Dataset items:
>> START

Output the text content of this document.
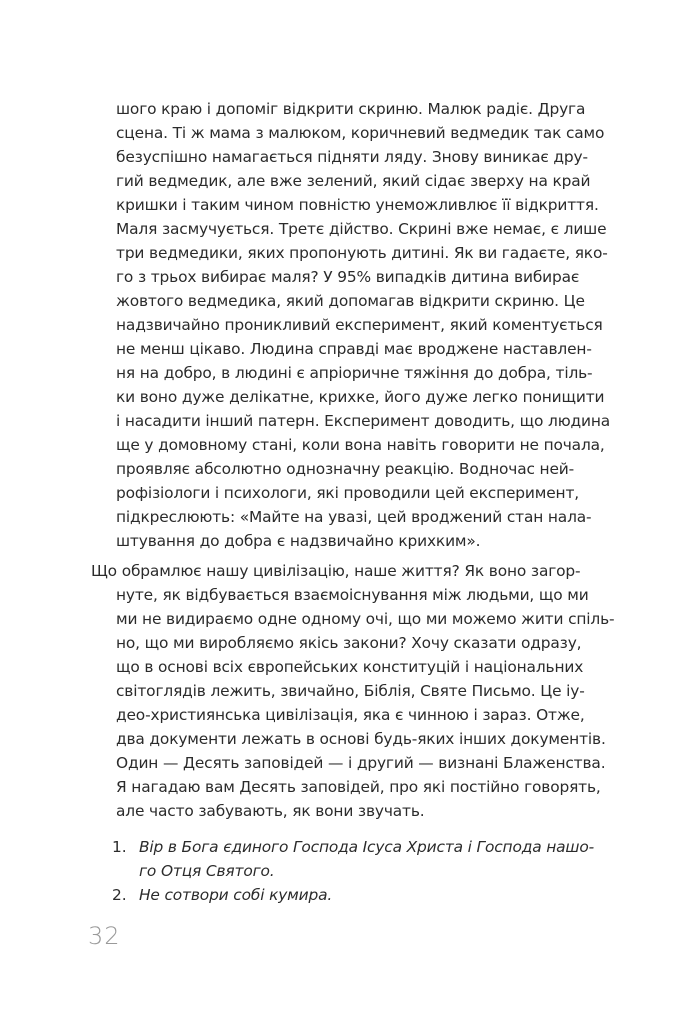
шого краю і допоміг відкрити скриню. Малюк радіє. Друга
сцена. Ті ж мама з малюком, коричневий ведмедик так само
безуспішно намагається підняти ляду. Знову виникає дру-
гий ведмедик, але вже зелений, який сідає зверху на край
кришки і таким чином повністю унеможливлює її відкриття.
Маля засмучується. Третє дійство. Скрині вже немає, є лише
три ведмедики, яких пропонують дитині. Як ви гадаєте, яко-
го з трьох вибирає маля? У 95% випадків дитина вибирає
жовтого ведмедика, який допомагав відкрити скриню. Це
надзвичайно проникливий експеримент, який коментується
не менш цікаво. Людина справді має вроджене наставлен-
ня на добро, в людині є апріоричне тяжіння до добра, тіль-
ки воно дуже делікатне, крихке, його дуже легко понищити
і насадити інший патерн. Експеримент доводить, що людина
ще у домовному стані, коли вона навіть говорити не почала,
проявляє абсолютно однозначну реакцію. Водночас ней-
рофізіологи і психологи, які проводили цей експеримент,
підкреслюють: «Майте на увазі, цей вроджений стан нала-
штування до добра є надзвичайно крихким».
Що обрамлює нашу цивілізацію, наше життя? Як воно загор-
нуте, як відбувається взаємоіснування між людьми, що ми
ми не видираємо одне одному очі, що ми можемо жити спіль-
но, що ми виробляємо якісь закони? Хочу сказати одразу,
що в основі всіх європейських конституцій і національних
світоглядів лежить, звичайно, Біблія, Святе Письмо. Це іу-
део-християнська цивілізація, яка є чинною і зараз. Отже,
два документи лежать в основі будь-яких інших документів.
Один — Десять заповідей — і другий — визнані Блаженства.
Я нагадаю вам Десять заповідей, про які постійно говорять,
але часто забувають, як вони звучать.
1. Вір в Бога єдиного Господа Ісуса Христа і Господа нашо-
го Отця Святого.
2. Не сотвори собі кумира.
32
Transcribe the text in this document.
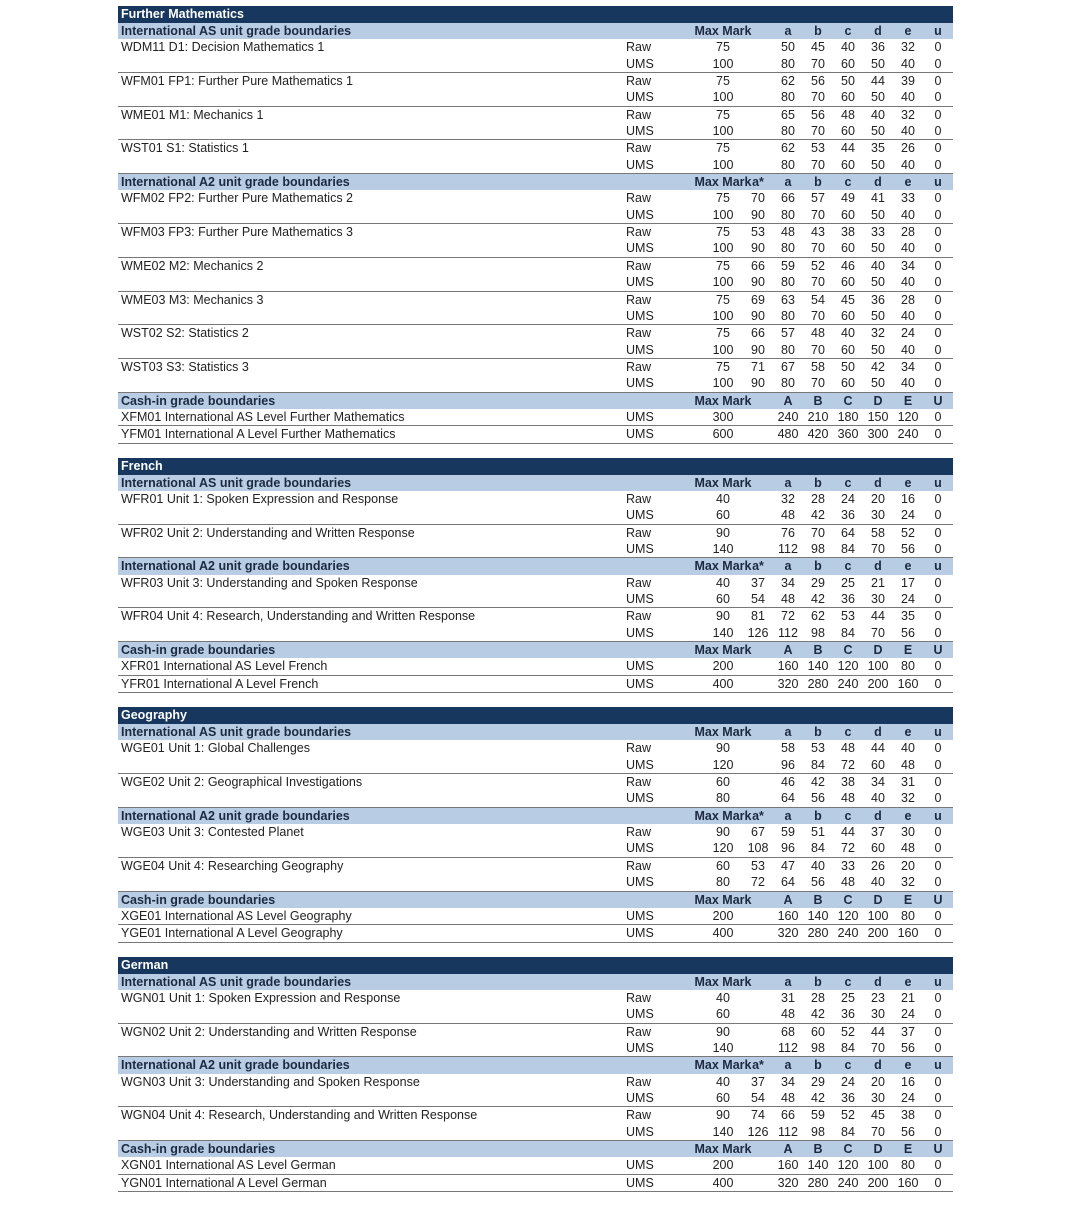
Further Mathematics
International AS unit grade boundaries	Max Mark	a	b	c	d	e	u
WDM11 D1: Decision Mathematics 1	Raw	75	50	45	40	36	32	0
UMS	100	80	70	60	50	40	0
WFM01 FP1: Further Pure Mathematics 1	Raw	75	62	56	50	44	39	0
UMS	100	80	70	60	50	40	0
WME01 M1: Mechanics 1	Raw	75	65	56	48	40	32	0
UMS	100	80	70	60	50	40	0
WST01 S1: Statistics 1	Raw	75	62	53	44	35	26	0
UMS	100	80	70	60	50	40	0
International A2 unit grade boundaries	Max Mark a*	a	b	c	d	e	u
WFM02 FP2: Further Pure Mathematics 2	Raw	75	70	66	57	49	41	33	0
UMS	100	90	80	70	60	50	40	0
WFM03 FP3: Further Pure Mathematics 3	Raw	75	53	48	43	38	33	28	0
UMS	100	90	80	70	60	50	40	0
WME02 M2: Mechanics 2	Raw	75	66	59	52	46	40	34	0
UMS	100	90	80	70	60	50	40	0
WME03 M3: Mechanics 3	Raw	75	69	63	54	45	36	28	0
UMS	100	90	80	70	60	50	40	0
WST02 S2: Statistics 2	Raw	75	66	57	48	40	32	24	0
UMS	100	90	80	70	60	50	40	0
WST03 S3: Statistics 3	Raw	75	71	67	58	50	42	34	0
UMS	100	90	80	70	60	50	40	0
Cash-in grade boundaries	Max Mark	A	B	C	D	E	U
XFM01 International AS Level Further Mathematics	UMS	300	240 210 180 150 120	0
YFM01 International A Level Further Mathematics	UMS	600	480 420 360 300 240	0
French
International AS unit grade boundaries	Max Mark	a	b	c	d	e	u
WFR01 Unit 1: Spoken Expression and Response	Raw	40	32	28	24	20	16	0
UMS	60	48	42	36	30	24	0
WFR02 Unit 2: Understanding and Written Response	Raw	90	76	70	64	58	52	0
UMS	140	112	98	84	70	56	0
International A2 unit grade boundaries	Max Mark a*	a	b	c	d	e	u
WFR03 Unit 3: Understanding and Spoken Response	Raw	40	37	34	29	25	21	17	0
UMS	60	54	48	42	36	30	24	0
WFR04 Unit 4: Research, Understanding and Written Response	Raw	90	81	72	62	53	44	35	0
UMS	140	126 112	98	84	70	56	0
Cash-in grade boundaries	Max Mark	A	B	C	D	E	U
XFR01 International AS Level French	UMS	200	160 140 120 100	80	0
YFR01 International A Level French	UMS	400	320 280 240 200 160	0
Geography
International AS unit grade boundaries	Max Mark	a	b	c	d	e	u
WGE01 Unit 1: Global Challenges	Raw	90	58	53	48	44	40	0
UMS	120	96	84	72	60	48	0
WGE02 Unit 2: Geographical Investigations	Raw	60	46	42	38	34	31	0
UMS	80	64	56	48	40	32	0
International A2 unit grade boundaries	Max Mark a*	a	b	c	d	e	u
WGE03 Unit 3: Contested Planet	Raw	90	67	59	51	44	37	30	0
UMS	120	108	96	84	72	60	48	0
WGE04 Unit 4: Researching Geography	Raw	60	53	47	40	33	26	20	0
UMS	80	72	64	56	48	40	32	0
Cash-in grade boundaries	Max Mark	A	B	C	D	E	U
XGE01 International AS Level Geography	UMS	200	160 140 120 100	80	0
YGE01 International A Level Geography	UMS	400	320 280 240 200 160	0
German
International AS unit grade boundaries	Max Mark	a	b	c	d	e	u
WGN01 Unit 1: Spoken Expression and Response	Raw	40	31	28	25	23	21	0
UMS	60	48	42	36	30	24	0
WGN02 Unit 2: Understanding and Written Response	Raw	90	68	60	52	44	37	0
UMS	140	112	98	84	70	56	0
International A2 unit grade boundaries	Max Mark a*	a	b	c	d	e	u
WGN03 Unit 3: Understanding and Spoken Response	Raw	40	37	34	29	24	20	16	0
UMS	60	54	48	42	36	30	24	0
WGN04 Unit 4: Research, Understanding and Written Response	Raw	90	74	66	59	52	45	38	0
UMS	140	126 112	98	84	70	56	0
Cash-in grade boundaries	Max Mark	A	B	C	D	E	U
XGN01 International AS Level German	UMS	200	160 140 120 100	80	0
YGN01 International A Level German	UMS	400	320 280 240 200 160	0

>> END

Set down the material above as is, without any pictures.

RESPONSE:
Output the text content of this document.
шого краю і допоміг відкрити скриню. Малюк радіє. Друга
сцена. Ті ж мама з малюком, коричневий ведмедик так само
безуспішно намагається підняти ляду. Знову виникає дру-
гий ведмедик, але вже зелений, який сідає зверху на край
кришки і таким чином повністю унеможливлює її відкриття.
Маля засмучується. Третє дійство. Скрині вже немає, є лише
три ведмедики, яких пропонують дитині. Як ви гадаєте, яко-
го з трьох вибирає маля? У 95% випадків дитина вибирає
жовтого ведмедика, який допомагав відкрити скриню. Це
надзвичайно проникливий експеримент, який коментується
не менш цікаво. Людина справді має вроджене наставлен-
ня на добро, в людині є апріоричне тяжіння до добра, тіль-
ки воно дуже делікатне, крихке, його дуже легко понищити
і насадити інший патерн. Експеримент доводить, що людина
ще у домовному стані, коли вона навіть говорити не почала,
проявляє абсолютно однозначну реакцію. Водночас ней-
рофізіологи і психологи, які проводили цей експеримент,
підкреслюють: «Майте на увазі, цей вроджений стан нала-
штування до добра є надзвичайно крихким».
Що обрамлює нашу цивілізацію, наше життя? Як воно загор-
нуте, як відбувається взаємоіснування між людьми, що ми
ми не видираємо одне одному очі, що ми можемо жити спіль-
но, що ми виробляємо якісь закони? Хочу сказати одразу,
що в основі всіх європейських конституцій і національних
світоглядів лежить, звичайно, Біблія, Святе Письмо. Це іу-
део-християнська цивілізація, яка є чинною і зараз. Отже,
два документи лежать в основі будь-яких інших документів.
Один — Десять заповідей — і другий — визнані Блаженства.
Я нагадаю вам Десять заповідей, про які постійно говорять,
але часто забувають, як вони звучать.
1. Вір в Бога єдиного Господа Ісуса Христа і Господа нашо-
го Отця Святого.
2. Не сотвори собі кумира.
32
Transcribe the text in this document.
Further Mathematics
International AS unit grade boundaries	Max Mark	a	b	c	d	e	u
WDM11 D1: Decision Mathematics 1	Raw	75	50	45	40	36	32	0
UMS	100	80	70	60	50	40	0
WFM01 FP1: Further Pure Mathematics 1	Raw	75	62	56	50	44	39	0
UMS	100	80	70	60	50	40	0
WME01 M1: Mechanics 1	Raw	75	65	56	48	40	32	0
UMS	100	80	70	60	50	40	0
WST01 S1: Statistics 1	Raw	75	62	53	44	35	26	0
UMS	100	80	70	60	50	40	0
International A2 unit grade boundaries	Max Mark a*	a	b	c	d	e	u
WFM02 FP2: Further Pure Mathematics 2	Raw	75	70	66	57	49	41	33	0
UMS	100	90	80	70	60	50	40	0
WFM03 FP3: Further Pure Mathematics 3	Raw	75	53	48	43	38	33	28	0
UMS	100	90	80	70	60	50	40	0
WME02 M2: Mechanics 2	Raw	75	66	59	52	46	40	34	0
UMS	100	90	80	70	60	50	40	0
WME03 M3: Mechanics 3	Raw	75	69	63	54	45	36	28	0
UMS	100	90	80	70	60	50	40	0
WST02 S2: Statistics 2	Raw	75	66	57	48	40	32	24	0
UMS	100	90	80	70	60	50	40	0
WST03 S3: Statistics 3	Raw	75	71	67	58	50	42	34	0
UMS	100	90	80	70	60	50	40	0
Cash-in grade boundaries	Max Mark	A	B	C	D	E	U
XFM01 International AS Level Further Mathematics	UMS	300	240 210 180 150 120	0
YFM01 International A Level Further Mathematics	UMS	600	480 420 360 300 240	0
French
International AS unit grade boundaries	Max Mark	a	b	c	d	e	u
WFR01 Unit 1: Spoken Expression and Response	Raw	40	32	28	24	20	16	0
UMS	60	48	42	36	30	24	0
WFR02 Unit 2: Understanding and Written Response	Raw	90	76	70	64	58	52	0
UMS	140	112	98	84	70	56	0
International A2 unit grade boundaries	Max Mark a*	a	b	c	d	e	u
WFR03 Unit 3: Understanding and Spoken Response	Raw	40	37	34	29	25	21	17	0
UMS	60	54	48	42	36	30	24	0
WFR04 Unit 4: Research, Understanding and Written Response	Raw	90	81	72	62	53	44	35	0
UMS	140	126 112	98	84	70	56	0
Cash-in grade boundaries	Max Mark	A	B	C	D	E	U
XFR01 International AS Level French	UMS	200	160 140 120 100	80	0
YFR01 International A Level French	UMS	400	320 280 240 200 160	0
Geography
International AS unit grade boundaries	Max Mark	a	b	c	d	e	u
WGE01 Unit 1: Global Challenges	Raw	90	58	53	48	44	40	0
UMS	120	96	84	72	60	48	0
WGE02 Unit 2: Geographical Investigations	Raw	60	46	42	38	34	31	0
UMS	80	64	56	48	40	32	0
International A2 unit grade boundaries	Max Mark a*	a	b	c	d	e	u
WGE03 Unit 3: Contested Planet	Raw	90	67	59	51	44	37	30	0
UMS	120	108	96	84	72	60	48	0
WGE04 Unit 4: Researching Geography	Raw	60	53	47	40	33	26	20	0
UMS	80	72	64	56	48	40	32	0
Cash-in grade boundaries	Max Mark	A	B	C	D	E	U
XGE01 International AS Level Geography	UMS	200	160 140 120 100	80	0
YGE01 International A Level Geography	UMS	400	320 280 240 200 160	0
German
International AS unit grade boundaries	Max Mark	a	b	c	d	e	u
WGN01 Unit 1: Spoken Expression and Response	Raw	40	31	28	25	23	21	0
UMS	60	48	42	36	30	24	0
WGN02 Unit 2: Understanding and Written Response	Raw	90	68	60	52	44	37	0
UMS	140	112	98	84	70	56	0
International A2 unit grade boundaries	Max Mark a*	a	b	c	d	e	u
WGN03 Unit 3: Understanding and Spoken Response	Raw	40	37	34	29	24	20	16	0
UMS	60	54	48	42	36	30	24	0
WGN04 Unit 4: Research, Understanding and Written Response	Raw	90	74	66	59	52	45	38	0
UMS	140	126 112	98	84	70	56	0
Cash-in grade boundaries	Max Mark	A	B	C	D	E	U
XGN01 International AS Level German	UMS	200	160 140 120 100	80	0
YGN01 International A Level German	UMS	400	320 280 240 200 160	0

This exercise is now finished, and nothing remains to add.